THE REQUEST: Every record below is to be retyped exactly.

━━━━━━

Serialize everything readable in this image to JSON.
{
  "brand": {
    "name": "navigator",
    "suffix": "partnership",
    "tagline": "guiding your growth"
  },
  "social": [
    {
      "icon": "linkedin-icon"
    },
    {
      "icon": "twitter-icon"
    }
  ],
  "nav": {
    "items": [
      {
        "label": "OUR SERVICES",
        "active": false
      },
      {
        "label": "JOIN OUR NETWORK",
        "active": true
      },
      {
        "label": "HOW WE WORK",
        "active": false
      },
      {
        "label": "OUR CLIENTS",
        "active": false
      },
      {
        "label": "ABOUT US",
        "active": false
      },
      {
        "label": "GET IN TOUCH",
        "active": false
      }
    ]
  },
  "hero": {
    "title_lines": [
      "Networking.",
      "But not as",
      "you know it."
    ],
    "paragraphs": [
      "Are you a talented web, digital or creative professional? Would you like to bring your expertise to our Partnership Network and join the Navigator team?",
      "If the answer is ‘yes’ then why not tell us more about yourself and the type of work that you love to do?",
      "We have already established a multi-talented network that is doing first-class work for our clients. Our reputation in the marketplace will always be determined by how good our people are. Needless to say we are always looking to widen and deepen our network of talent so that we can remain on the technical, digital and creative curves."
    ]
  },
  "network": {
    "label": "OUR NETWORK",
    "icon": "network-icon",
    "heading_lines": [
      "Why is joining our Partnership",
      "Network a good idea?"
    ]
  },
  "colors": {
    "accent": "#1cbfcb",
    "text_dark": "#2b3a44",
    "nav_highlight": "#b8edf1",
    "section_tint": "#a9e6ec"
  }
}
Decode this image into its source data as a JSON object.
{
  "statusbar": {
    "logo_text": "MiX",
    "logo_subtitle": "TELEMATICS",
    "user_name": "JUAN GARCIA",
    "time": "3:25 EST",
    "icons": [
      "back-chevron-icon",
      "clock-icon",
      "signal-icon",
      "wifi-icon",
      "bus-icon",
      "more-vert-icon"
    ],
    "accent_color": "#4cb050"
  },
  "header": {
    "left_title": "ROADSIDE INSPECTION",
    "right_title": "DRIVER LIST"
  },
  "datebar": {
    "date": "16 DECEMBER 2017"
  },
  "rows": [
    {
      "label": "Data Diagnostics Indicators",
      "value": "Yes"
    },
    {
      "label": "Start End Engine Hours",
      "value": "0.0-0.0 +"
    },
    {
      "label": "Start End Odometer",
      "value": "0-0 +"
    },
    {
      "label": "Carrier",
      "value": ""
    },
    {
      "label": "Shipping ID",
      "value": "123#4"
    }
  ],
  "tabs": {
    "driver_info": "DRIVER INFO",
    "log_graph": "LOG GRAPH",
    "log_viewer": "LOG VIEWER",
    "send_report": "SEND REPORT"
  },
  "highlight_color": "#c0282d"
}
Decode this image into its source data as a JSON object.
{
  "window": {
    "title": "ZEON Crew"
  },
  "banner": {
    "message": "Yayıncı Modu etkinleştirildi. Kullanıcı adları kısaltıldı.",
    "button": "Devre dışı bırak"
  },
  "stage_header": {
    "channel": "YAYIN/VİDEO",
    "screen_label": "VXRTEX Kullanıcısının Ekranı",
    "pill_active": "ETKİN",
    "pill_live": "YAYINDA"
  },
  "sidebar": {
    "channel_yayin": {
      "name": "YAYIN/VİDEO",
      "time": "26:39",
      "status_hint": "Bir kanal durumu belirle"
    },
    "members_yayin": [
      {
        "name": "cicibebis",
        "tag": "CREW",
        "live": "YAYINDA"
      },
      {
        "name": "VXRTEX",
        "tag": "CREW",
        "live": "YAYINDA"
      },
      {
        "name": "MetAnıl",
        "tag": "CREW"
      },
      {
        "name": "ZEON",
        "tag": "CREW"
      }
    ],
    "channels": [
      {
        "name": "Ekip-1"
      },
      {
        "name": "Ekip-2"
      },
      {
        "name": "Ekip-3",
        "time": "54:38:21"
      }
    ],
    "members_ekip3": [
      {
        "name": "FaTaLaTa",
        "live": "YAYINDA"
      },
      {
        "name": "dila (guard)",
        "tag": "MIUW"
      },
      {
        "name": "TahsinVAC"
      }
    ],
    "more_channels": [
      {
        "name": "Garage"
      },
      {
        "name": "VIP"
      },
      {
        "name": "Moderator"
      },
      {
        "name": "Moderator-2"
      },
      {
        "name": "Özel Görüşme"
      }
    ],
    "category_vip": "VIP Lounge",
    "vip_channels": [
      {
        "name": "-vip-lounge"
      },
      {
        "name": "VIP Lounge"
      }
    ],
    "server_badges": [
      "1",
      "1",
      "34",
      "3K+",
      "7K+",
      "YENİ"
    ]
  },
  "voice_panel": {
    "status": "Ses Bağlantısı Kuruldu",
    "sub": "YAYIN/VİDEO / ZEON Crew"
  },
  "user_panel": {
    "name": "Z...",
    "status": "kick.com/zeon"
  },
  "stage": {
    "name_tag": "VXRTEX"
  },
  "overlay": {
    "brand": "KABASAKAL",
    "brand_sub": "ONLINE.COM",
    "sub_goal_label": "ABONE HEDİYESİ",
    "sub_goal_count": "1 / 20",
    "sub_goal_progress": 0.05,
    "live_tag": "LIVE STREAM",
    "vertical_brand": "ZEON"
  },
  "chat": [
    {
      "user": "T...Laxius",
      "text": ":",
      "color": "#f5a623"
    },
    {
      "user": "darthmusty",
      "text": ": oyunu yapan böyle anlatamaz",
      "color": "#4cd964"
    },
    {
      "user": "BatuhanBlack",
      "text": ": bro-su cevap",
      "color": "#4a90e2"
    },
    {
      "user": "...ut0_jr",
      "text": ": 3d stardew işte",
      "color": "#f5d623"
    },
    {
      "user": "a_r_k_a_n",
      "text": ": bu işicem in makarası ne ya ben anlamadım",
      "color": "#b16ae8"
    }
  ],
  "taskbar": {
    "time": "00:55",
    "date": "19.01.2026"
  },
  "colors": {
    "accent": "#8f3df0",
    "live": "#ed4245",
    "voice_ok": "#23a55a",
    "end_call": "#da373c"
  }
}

━━━━━━

SOLUTION TO THE EXERCISE:
Serialize everything readable in this image to JSON.
{
  "brand": {
    "name": "navigator",
    "suffix": "partnership",
    "tagline": "guiding your growth"
  },
  "social": [
    {
      "icon": "linkedin-icon"
    },
    {
      "icon": "twitter-icon"
    }
  ],
  "nav": {
    "items": [
      {
        "label": "OUR SERVICES",
        "active": false
      },
      {
        "label": "JOIN OUR NETWORK",
        "active": true
      },
      {
        "label": "HOW WE WORK",
        "active": false
      },
      {
        "label": "OUR CLIENTS",
        "active": false
      },
      {
        "label": "ABOUT US",
        "active": false
      },
      {
        "label": "GET IN TOUCH",
        "active": false
      }
    ]
  },
  "hero": {
    "title_lines": [
      "Networking.",
      "But not as",
      "you know it."
    ],
    "paragraphs": [
      "Are you a talented web, digital or creative professional? Would you like to bring your expertise to our Partnership Network and join the Navigator team?",
      "If the answer is ‘yes’ then why not tell us more about yourself and the type of work that you love to do?",
      "We have already established a multi-talented network that is doing first-class work for our clients. Our reputation in the marketplace will always be determined by how good our people are. Needless to say we are always looking to widen and deepen our network of talent so that we can remain on the technical, digital and creative curves."
    ]
  },
  "network": {
    "label": "OUR NETWORK",
    "icon": "network-icon",
    "heading_lines": [
      "Why is joining our Partnership",
      "Network a good idea?"
    ]
  },
  "colors": {
    "accent": "#1cbfcb",
    "text_dark": "#2b3a44",
    "nav_highlight": "#b8edf1",
    "section_tint": "#a9e6ec"
  }
}
Decode this image into its source data as a JSON object.
{
  "statusbar": {
    "logo_text": "MiX",
    "logo_subtitle": "TELEMATICS",
    "user_name": "JUAN GARCIA",
    "time": "3:25 EST",
    "icons": [
      "back-chevron-icon",
      "clock-icon",
      "signal-icon",
      "wifi-icon",
      "bus-icon",
      "more-vert-icon"
    ],
    "accent_color": "#4cb050"
  },
  "header": {
    "left_title": "ROADSIDE INSPECTION",
    "right_title": "DRIVER LIST"
  },
  "datebar": {
    "date": "16 DECEMBER 2017"
  },
  "rows": [
    {
      "label": "Data Diagnostics Indicators",
      "value": "Yes"
    },
    {
      "label": "Start End Engine Hours",
      "value": "0.0-0.0 +"
    },
    {
      "label": "Start End Odometer",
      "value": "0-0 +"
    },
    {
      "label": "Carrier",
      "value": ""
    },
    {
      "label": "Shipping ID",
      "value": "123#4"
    }
  ],
  "tabs": {
    "driver_info": "DRIVER INFO",
    "log_graph": "LOG GRAPH",
    "log_viewer": "LOG VIEWER",
    "send_report": "SEND REPORT"
  },
  "highlight_color": "#c0282d"
}
Decode this image into its source data as a JSON object.
{
  "window": {
    "title": "ZEON Crew"
  },
  "banner": {
    "message": "Yayıncı Modu etkinleştirildi. Kullanıcı adları kısaltıldı.",
    "button": "Devre dışı bırak"
  },
  "stage_header": {
    "channel": "YAYIN/VİDEO",
    "screen_label": "VXRTEX Kullanıcısının Ekranı",
    "pill_active": "ETKİN",
    "pill_live": "YAYINDA"
  },
  "sidebar": {
    "channel_yayin": {
      "name": "YAYIN/VİDEO",
      "time": "26:39",
      "status_hint": "Bir kanal durumu belirle"
    },
    "members_yayin": [
      {
        "name": "cicibebis",
        "tag": "CREW",
        "live": "YAYINDA"
      },
      {
        "name": "VXRTEX",
        "tag": "CREW",
        "live": "YAYINDA"
      },
      {
        "name": "MetAnıl",
        "tag": "CREW"
      },
      {
        "name": "ZEON",
        "tag": "CREW"
      }
    ],
    "channels": [
      {
        "name": "Ekip-1"
      },
      {
        "name": "Ekip-2"
      },
      {
        "name": "Ekip-3",
        "time": "54:38:21"
      }
    ],
    "members_ekip3": [
      {
        "name": "FaTaLaTa",
        "live": "YAYINDA"
      },
      {
        "name": "dila (guard)",
        "tag": "MIUW"
      },
      {
        "name": "TahsinVAC"
      }
    ],
    "more_channels": [
      {
        "name": "Garage"
      },
      {
        "name": "VIP"
      },
      {
        "name": "Moderator"
      },
      {
        "name": "Moderator-2"
      },
      {
        "name": "Özel Görüşme"
      }
    ],
    "category_vip": "VIP Lounge",
    "vip_channels": [
      {
        "name": "-vip-lounge"
      },
      {
        "name": "VIP Lounge"
      }
    ],
    "server_badges": [
      "1",
      "1",
      "34",
      "3K+",
      "7K+",
      "YENİ"
    ]
  },
  "voice_panel": {
    "status": "Ses Bağlantısı Kuruldu",
    "sub": "YAYIN/VİDEO / ZEON Crew"
  },
  "user_panel": {
    "name": "Z...",
    "status": "kick.com/zeon"
  },
  "stage": {
    "name_tag": "VXRTEX"
  },
  "overlay": {
    "brand": "KABASAKAL",
    "brand_sub": "ONLINE.COM",
    "sub_goal_label": "ABONE HEDİYESİ",
    "sub_goal_count": "1 / 20",
    "sub_goal_progress": 0.05,
    "live_tag": "LIVE STREAM",
    "vertical_brand": "ZEON"
  },
  "chat": [
    {
      "user": "T...Laxius",
      "text": ":",
      "color": "#f5a623"
    },
    {
      "user": "darthmusty",
      "text": ": oyunu yapan böyle anlatamaz",
      "color": "#4cd964"
    },
    {
      "user": "BatuhanBlack",
      "text": ": bro-su cevap",
      "color": "#4a90e2"
    },
    {
      "user": "...ut0_jr",
      "text": ": 3d stardew işte",
      "color": "#f5d623"
    },
    {
      "user": "a_r_k_a_n",
      "text": ": bu işicem in makarası ne ya ben anlamadım",
      "color": "#b16ae8"
    }
  ],
  "taskbar": {
    "time": "00:55",
    "date": "19.01.2026"
  },
  "colors": {
    "accent": "#8f3df0",
    "live": "#ed4245",
    "voice_ok": "#23a55a",
    "end_call": "#da373c"
  }
}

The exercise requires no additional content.